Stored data
- - - - - - -

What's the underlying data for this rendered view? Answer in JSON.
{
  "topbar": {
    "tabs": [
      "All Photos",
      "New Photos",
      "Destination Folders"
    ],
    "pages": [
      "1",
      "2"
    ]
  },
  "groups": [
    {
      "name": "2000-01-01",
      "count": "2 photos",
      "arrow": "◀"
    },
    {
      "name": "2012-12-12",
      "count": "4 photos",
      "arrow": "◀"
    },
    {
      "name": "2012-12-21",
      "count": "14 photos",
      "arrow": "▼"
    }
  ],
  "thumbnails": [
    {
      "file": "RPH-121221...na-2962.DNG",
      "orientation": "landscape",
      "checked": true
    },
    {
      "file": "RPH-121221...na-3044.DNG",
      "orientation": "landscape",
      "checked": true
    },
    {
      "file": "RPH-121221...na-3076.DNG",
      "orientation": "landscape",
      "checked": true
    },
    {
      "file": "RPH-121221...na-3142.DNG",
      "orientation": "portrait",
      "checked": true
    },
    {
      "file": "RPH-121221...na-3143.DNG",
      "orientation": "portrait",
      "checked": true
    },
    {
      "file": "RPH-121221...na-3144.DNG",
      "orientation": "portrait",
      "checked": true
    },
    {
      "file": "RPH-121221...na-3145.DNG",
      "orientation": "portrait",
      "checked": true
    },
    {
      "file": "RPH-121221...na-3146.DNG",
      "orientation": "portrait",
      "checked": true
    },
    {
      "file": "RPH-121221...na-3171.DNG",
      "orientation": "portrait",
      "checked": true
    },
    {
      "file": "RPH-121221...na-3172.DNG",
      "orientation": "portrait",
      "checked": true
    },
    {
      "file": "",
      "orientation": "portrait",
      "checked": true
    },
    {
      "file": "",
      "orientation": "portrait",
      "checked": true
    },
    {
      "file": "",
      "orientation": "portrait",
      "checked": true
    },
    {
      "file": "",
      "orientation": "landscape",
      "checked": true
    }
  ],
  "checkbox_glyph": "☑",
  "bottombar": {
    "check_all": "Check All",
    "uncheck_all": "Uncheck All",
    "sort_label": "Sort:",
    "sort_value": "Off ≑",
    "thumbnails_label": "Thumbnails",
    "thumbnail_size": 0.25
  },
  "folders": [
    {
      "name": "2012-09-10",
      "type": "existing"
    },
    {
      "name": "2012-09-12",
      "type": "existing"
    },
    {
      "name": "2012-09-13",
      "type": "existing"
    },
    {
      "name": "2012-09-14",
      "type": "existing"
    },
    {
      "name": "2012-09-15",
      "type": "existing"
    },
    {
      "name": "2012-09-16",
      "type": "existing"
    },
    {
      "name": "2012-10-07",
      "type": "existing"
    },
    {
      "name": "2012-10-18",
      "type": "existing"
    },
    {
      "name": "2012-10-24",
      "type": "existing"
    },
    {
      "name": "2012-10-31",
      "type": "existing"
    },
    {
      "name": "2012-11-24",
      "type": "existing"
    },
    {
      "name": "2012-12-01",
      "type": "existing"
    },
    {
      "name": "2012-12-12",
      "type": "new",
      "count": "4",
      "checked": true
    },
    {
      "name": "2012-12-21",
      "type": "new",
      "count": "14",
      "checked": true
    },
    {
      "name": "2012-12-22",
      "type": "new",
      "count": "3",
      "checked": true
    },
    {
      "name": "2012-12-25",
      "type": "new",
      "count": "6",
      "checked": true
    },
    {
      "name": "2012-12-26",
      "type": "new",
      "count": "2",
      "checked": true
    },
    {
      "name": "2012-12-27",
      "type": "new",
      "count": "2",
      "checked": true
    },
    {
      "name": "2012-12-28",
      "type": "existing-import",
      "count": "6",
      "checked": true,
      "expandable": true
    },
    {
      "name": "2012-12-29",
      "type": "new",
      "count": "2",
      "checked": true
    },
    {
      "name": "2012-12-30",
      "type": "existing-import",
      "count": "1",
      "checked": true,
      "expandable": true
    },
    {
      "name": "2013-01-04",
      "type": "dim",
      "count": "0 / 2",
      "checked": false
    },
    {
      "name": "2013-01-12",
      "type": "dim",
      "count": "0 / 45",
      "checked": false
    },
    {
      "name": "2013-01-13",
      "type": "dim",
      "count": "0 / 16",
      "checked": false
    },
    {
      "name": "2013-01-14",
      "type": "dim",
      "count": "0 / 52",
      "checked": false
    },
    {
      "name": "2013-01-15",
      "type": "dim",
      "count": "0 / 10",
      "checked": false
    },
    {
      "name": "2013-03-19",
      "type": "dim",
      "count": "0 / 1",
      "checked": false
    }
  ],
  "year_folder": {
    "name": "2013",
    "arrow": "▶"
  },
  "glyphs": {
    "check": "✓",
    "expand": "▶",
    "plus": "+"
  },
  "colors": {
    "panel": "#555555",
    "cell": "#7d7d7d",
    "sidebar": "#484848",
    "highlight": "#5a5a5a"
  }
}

- - - - - - -

* _WHAT YOU WILL DO_
Exactly reproduce every line of the data above.

* _THE OUTPUT_
What's the underlying data for this rendered view? Answer in JSON.
{
  "topbar": {
    "tabs": [
      "All Photos",
      "New Photos",
      "Destination Folders"
    ],
    "pages": [
      "1",
      "2"
    ]
  },
  "groups": [
    {
      "name": "2000-01-01",
      "count": "2 photos",
      "arrow": "◀"
    },
    {
      "name": "2012-12-12",
      "count": "4 photos",
      "arrow": "◀"
    },
    {
      "name": "2012-12-21",
      "count": "14 photos",
      "arrow": "▼"
    }
  ],
  "thumbnails": [
    {
      "file": "RPH-121221...na-2962.DNG",
      "orientation": "landscape",
      "checked": true
    },
    {
      "file": "RPH-121221...na-3044.DNG",
      "orientation": "landscape",
      "checked": true
    },
    {
      "file": "RPH-121221...na-3076.DNG",
      "orientation": "landscape",
      "checked": true
    },
    {
      "file": "RPH-121221...na-3142.DNG",
      "orientation": "portrait",
      "checked": true
    },
    {
      "file": "RPH-121221...na-3143.DNG",
      "orientation": "portrait",
      "checked": true
    },
    {
      "file": "RPH-121221...na-3144.DNG",
      "orientation": "portrait",
      "checked": true
    },
    {
      "file": "RPH-121221...na-3145.DNG",
      "orientation": "portrait",
      "checked": true
    },
    {
      "file": "RPH-121221...na-3146.DNG",
      "orientation": "portrait",
      "checked": true
    },
    {
      "file": "RPH-121221...na-3171.DNG",
      "orientation": "portrait",
      "checked": true
    },
    {
      "file": "RPH-121221...na-3172.DNG",
      "orientation": "portrait",
      "checked": true
    },
    {
      "file": "",
      "orientation": "portrait",
      "checked": true
    },
    {
      "file": "",
      "orientation": "portrait",
      "checked": true
    },
    {
      "file": "",
      "orientation": "portrait",
      "checked": true
    },
    {
      "file": "",
      "orientation": "landscape",
      "checked": true
    }
  ],
  "checkbox_glyph": "☑",
  "bottombar": {
    "check_all": "Check All",
    "uncheck_all": "Uncheck All",
    "sort_label": "Sort:",
    "sort_value": "Off ≑",
    "thumbnails_label": "Thumbnails",
    "thumbnail_size": 0.25
  },
  "folders": [
    {
      "name": "2012-09-10",
      "type": "existing"
    },
    {
      "name": "2012-09-12",
      "type": "existing"
    },
    {
      "name": "2012-09-13",
      "type": "existing"
    },
    {
      "name": "2012-09-14",
      "type": "existing"
    },
    {
      "name": "2012-09-15",
      "type": "existing"
    },
    {
      "name": "2012-09-16",
      "type": "existing"
    },
    {
      "name": "2012-10-07",
      "type": "existing"
    },
    {
      "name": "2012-10-18",
      "type": "existing"
    },
    {
      "name": "2012-10-24",
      "type": "existing"
    },
    {
      "name": "2012-10-31",
      "type": "existing"
    },
    {
      "name": "2012-11-24",
      "type": "existing"
    },
    {
      "name": "2012-12-01",
      "type": "existing"
    },
    {
      "name": "2012-12-12",
      "type": "new",
      "count": "4",
      "checked": true
    },
    {
      "name": "2012-12-21",
      "type": "new",
      "count": "14",
      "checked": true
    },
    {
      "name": "2012-12-22",
      "type": "new",
      "count": "3",
      "checked": true
    },
    {
      "name": "2012-12-25",
      "type": "new",
      "count": "6",
      "checked": true
    },
    {
      "name": "2012-12-26",
      "type": "new",
      "count": "2",
      "checked": true
    },
    {
      "name": "2012-12-27",
      "type": "new",
      "count": "2",
      "checked": true
    },
    {
      "name": "2012-12-28",
      "type": "existing-import",
      "count": "6",
      "checked": true,
      "expandable": true
    },
    {
      "name": "2012-12-29",
      "type": "new",
      "count": "2",
      "checked": true
    },
    {
      "name": "2012-12-30",
      "type": "existing-import",
      "count": "1",
      "checked": true,
      "expandable": true
    },
    {
      "name": "2013-01-04",
      "type": "dim",
      "count": "0 / 2",
      "checked": false
    },
    {
      "name": "2013-01-12",
      "type": "dim",
      "count": "0 / 45",
      "checked": false
    },
    {
      "name": "2013-01-13",
      "type": "dim",
      "count": "0 / 16",
      "checked": false
    },
    {
      "name": "2013-01-14",
      "type": "dim",
      "count": "0 / 52",
      "checked": false
    },
    {
      "name": "2013-01-15",
      "type": "dim",
      "count": "0 / 10",
      "checked": false
    },
    {
      "name": "2013-03-19",
      "type": "dim",
      "count": "0 / 1",
      "checked": false
    }
  ],
  "year_folder": {
    "name": "2013",
    "arrow": "▶"
  },
  "glyphs": {
    "check": "✓",
    "expand": "▶",
    "plus": "+"
  },
  "colors": {
    "panel": "#555555",
    "cell": "#7d7d7d",
    "sidebar": "#484848",
    "highlight": "#5a5a5a"
  }
}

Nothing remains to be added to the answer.